> _WHAT THE TASK ASKS_: Write out the listing below without alteration, omitting its pictures.

──────── INPUT ────────

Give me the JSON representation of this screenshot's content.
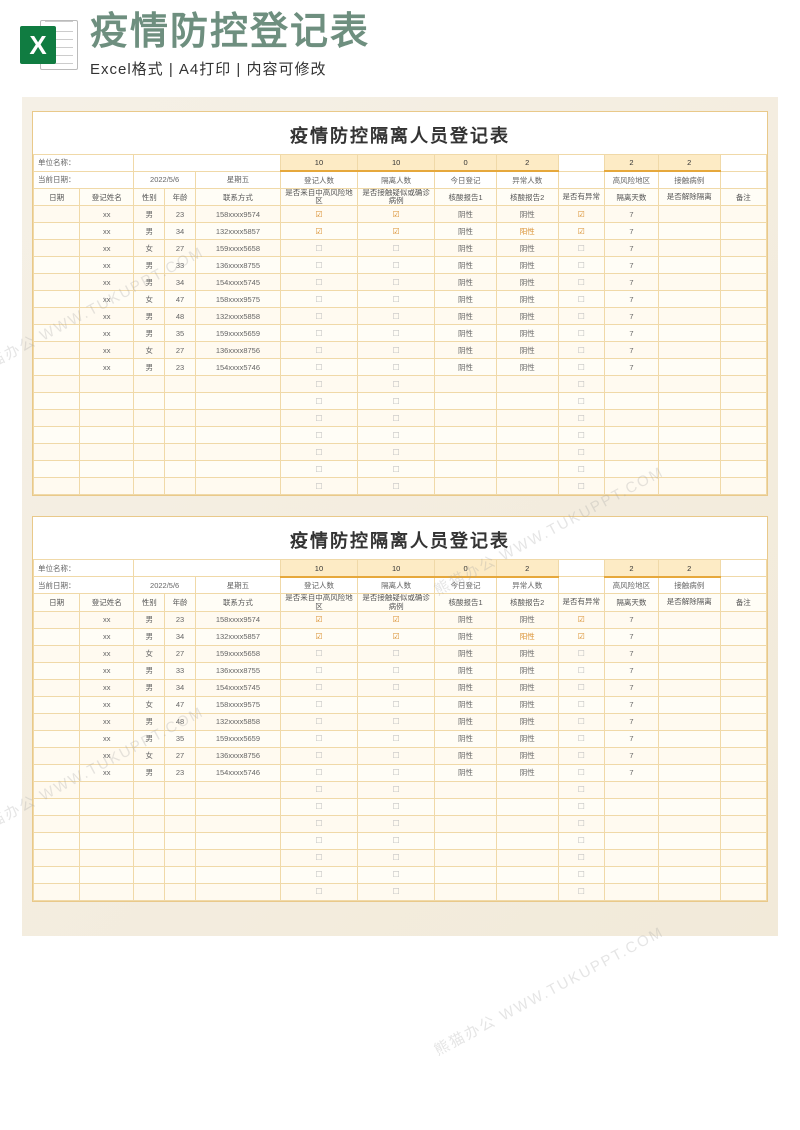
{
  "header": {
    "main_title": "疫情防控登记表",
    "sub_title": "Excel格式 | A4打印 | 内容可修改",
    "icon_letter": "X"
  },
  "sheet": {
    "title": "疫情防控隔离人员登记表",
    "unit_label": "单位名称：",
    "date_label": "当前日期：",
    "date_value": "2022/5/6",
    "weekday": "星期五",
    "summary": {
      "reg_count": {
        "label": "登记人数",
        "value": "10"
      },
      "iso_count": {
        "label": "隔离人数",
        "value": "10"
      },
      "today_reg": {
        "label": "今日登记",
        "value": "0"
      },
      "abnormal": {
        "label": "异常人数",
        "value": "2"
      },
      "high_risk": {
        "label": "高风险地区",
        "value": "2"
      },
      "contact": {
        "label": "接触病例",
        "value": "2"
      }
    },
    "columns": {
      "date": "日期",
      "name": "登记姓名",
      "sex": "性别",
      "age": "年龄",
      "phone": "联系方式",
      "risk": "是否来自中高风险地区",
      "contact": "是否接触疑似或确诊病例",
      "nuc1": "核酸报告1",
      "nuc2": "核酸报告2",
      "abn": "是否有异常",
      "days": "隔离天数",
      "release": "是否解除隔离",
      "note": "备注"
    },
    "rows": [
      {
        "name": "xx",
        "sex": "男",
        "age": "23",
        "phone": "158xxxx9574",
        "risk": true,
        "contact": true,
        "nuc1": "阴性",
        "nuc2": "阴性",
        "abn": true,
        "days": "7"
      },
      {
        "name": "xx",
        "sex": "男",
        "age": "34",
        "phone": "132xxxx5857",
        "risk": true,
        "contact": true,
        "nuc1": "阴性",
        "nuc2": "阳性",
        "abn": true,
        "days": "7",
        "nuc2_abn": true
      },
      {
        "name": "xx",
        "sex": "女",
        "age": "27",
        "phone": "159xxxx5658",
        "risk": false,
        "contact": false,
        "nuc1": "阴性",
        "nuc2": "阴性",
        "abn": false,
        "days": "7"
      },
      {
        "name": "xx",
        "sex": "男",
        "age": "33",
        "phone": "136xxxx8755",
        "risk": false,
        "contact": false,
        "nuc1": "阴性",
        "nuc2": "阴性",
        "abn": false,
        "days": "7"
      },
      {
        "name": "xx",
        "sex": "男",
        "age": "34",
        "phone": "154xxxx5745",
        "risk": false,
        "contact": false,
        "nuc1": "阴性",
        "nuc2": "阴性",
        "abn": false,
        "days": "7"
      },
      {
        "name": "xx",
        "sex": "女",
        "age": "47",
        "phone": "158xxxx9575",
        "risk": false,
        "contact": false,
        "nuc1": "阴性",
        "nuc2": "阴性",
        "abn": false,
        "days": "7"
      },
      {
        "name": "xx",
        "sex": "男",
        "age": "48",
        "phone": "132xxxx5858",
        "risk": false,
        "contact": false,
        "nuc1": "阴性",
        "nuc2": "阴性",
        "abn": false,
        "days": "7"
      },
      {
        "name": "xx",
        "sex": "男",
        "age": "35",
        "phone": "159xxxx5659",
        "risk": false,
        "contact": false,
        "nuc1": "阴性",
        "nuc2": "阴性",
        "abn": false,
        "days": "7"
      },
      {
        "name": "xx",
        "sex": "女",
        "age": "27",
        "phone": "136xxxx8756",
        "risk": false,
        "contact": false,
        "nuc1": "阴性",
        "nuc2": "阴性",
        "abn": false,
        "days": "7"
      },
      {
        "name": "xx",
        "sex": "男",
        "age": "23",
        "phone": "154xxxx5746",
        "risk": false,
        "contact": false,
        "nuc1": "阴性",
        "nuc2": "阴性",
        "abn": false,
        "days": "7"
      }
    ],
    "empty_rows": 7
  },
  "watermark": "熊猫办公 WWW.TUKUPPT.COM"
}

────────

> _COMPLETE ANSWER_:
Give me the JSON representation of this screenshot's content.
{
  "header": {
    "main_title": "疫情防控登记表",
    "sub_title": "Excel格式 | A4打印 | 内容可修改",
    "icon_letter": "X"
  },
  "sheet": {
    "title": "疫情防控隔离人员登记表",
    "unit_label": "单位名称：",
    "date_label": "当前日期：",
    "date_value": "2022/5/6",
    "weekday": "星期五",
    "summary": {
      "reg_count": {
        "label": "登记人数",
        "value": "10"
      },
      "iso_count": {
        "label": "隔离人数",
        "value": "10"
      },
      "today_reg": {
        "label": "今日登记",
        "value": "0"
      },
      "abnormal": {
        "label": "异常人数",
        "value": "2"
      },
      "high_risk": {
        "label": "高风险地区",
        "value": "2"
      },
      "contact": {
        "label": "接触病例",
        "value": "2"
      }
    },
    "columns": {
      "date": "日期",
      "name": "登记姓名",
      "sex": "性别",
      "age": "年龄",
      "phone": "联系方式",
      "risk": "是否来自中高风险地区",
      "contact": "是否接触疑似或确诊病例",
      "nuc1": "核酸报告1",
      "nuc2": "核酸报告2",
      "abn": "是否有异常",
      "days": "隔离天数",
      "release": "是否解除隔离",
      "note": "备注"
    },
    "rows": [
      {
        "name": "xx",
        "sex": "男",
        "age": "23",
        "phone": "158xxxx9574",
        "risk": true,
        "contact": true,
        "nuc1": "阴性",
        "nuc2": "阴性",
        "abn": true,
        "days": "7"
      },
      {
        "name": "xx",
        "sex": "男",
        "age": "34",
        "phone": "132xxxx5857",
        "risk": true,
        "contact": true,
        "nuc1": "阴性",
        "nuc2": "阳性",
        "abn": true,
        "days": "7",
        "nuc2_abn": true
      },
      {
        "name": "xx",
        "sex": "女",
        "age": "27",
        "phone": "159xxxx5658",
        "risk": false,
        "contact": false,
        "nuc1": "阴性",
        "nuc2": "阴性",
        "abn": false,
        "days": "7"
      },
      {
        "name": "xx",
        "sex": "男",
        "age": "33",
        "phone": "136xxxx8755",
        "risk": false,
        "contact": false,
        "nuc1": "阴性",
        "nuc2": "阴性",
        "abn": false,
        "days": "7"
      },
      {
        "name": "xx",
        "sex": "男",
        "age": "34",
        "phone": "154xxxx5745",
        "risk": false,
        "contact": false,
        "nuc1": "阴性",
        "nuc2": "阴性",
        "abn": false,
        "days": "7"
      },
      {
        "name": "xx",
        "sex": "女",
        "age": "47",
        "phone": "158xxxx9575",
        "risk": false,
        "contact": false,
        "nuc1": "阴性",
        "nuc2": "阴性",
        "abn": false,
        "days": "7"
      },
      {
        "name": "xx",
        "sex": "男",
        "age": "48",
        "phone": "132xxxx5858",
        "risk": false,
        "contact": false,
        "nuc1": "阴性",
        "nuc2": "阴性",
        "abn": false,
        "days": "7"
      },
      {
        "name": "xx",
        "sex": "男",
        "age": "35",
        "phone": "159xxxx5659",
        "risk": false,
        "contact": false,
        "nuc1": "阴性",
        "nuc2": "阴性",
        "abn": false,
        "days": "7"
      },
      {
        "name": "xx",
        "sex": "女",
        "age": "27",
        "phone": "136xxxx8756",
        "risk": false,
        "contact": false,
        "nuc1": "阴性",
        "nuc2": "阴性",
        "abn": false,
        "days": "7"
      },
      {
        "name": "xx",
        "sex": "男",
        "age": "23",
        "phone": "154xxxx5746",
        "risk": false,
        "contact": false,
        "nuc1": "阴性",
        "nuc2": "阴性",
        "abn": false,
        "days": "7"
      }
    ],
    "empty_rows": 7
  },
  "watermark": "熊猫办公 WWW.TUKUPPT.COM"
}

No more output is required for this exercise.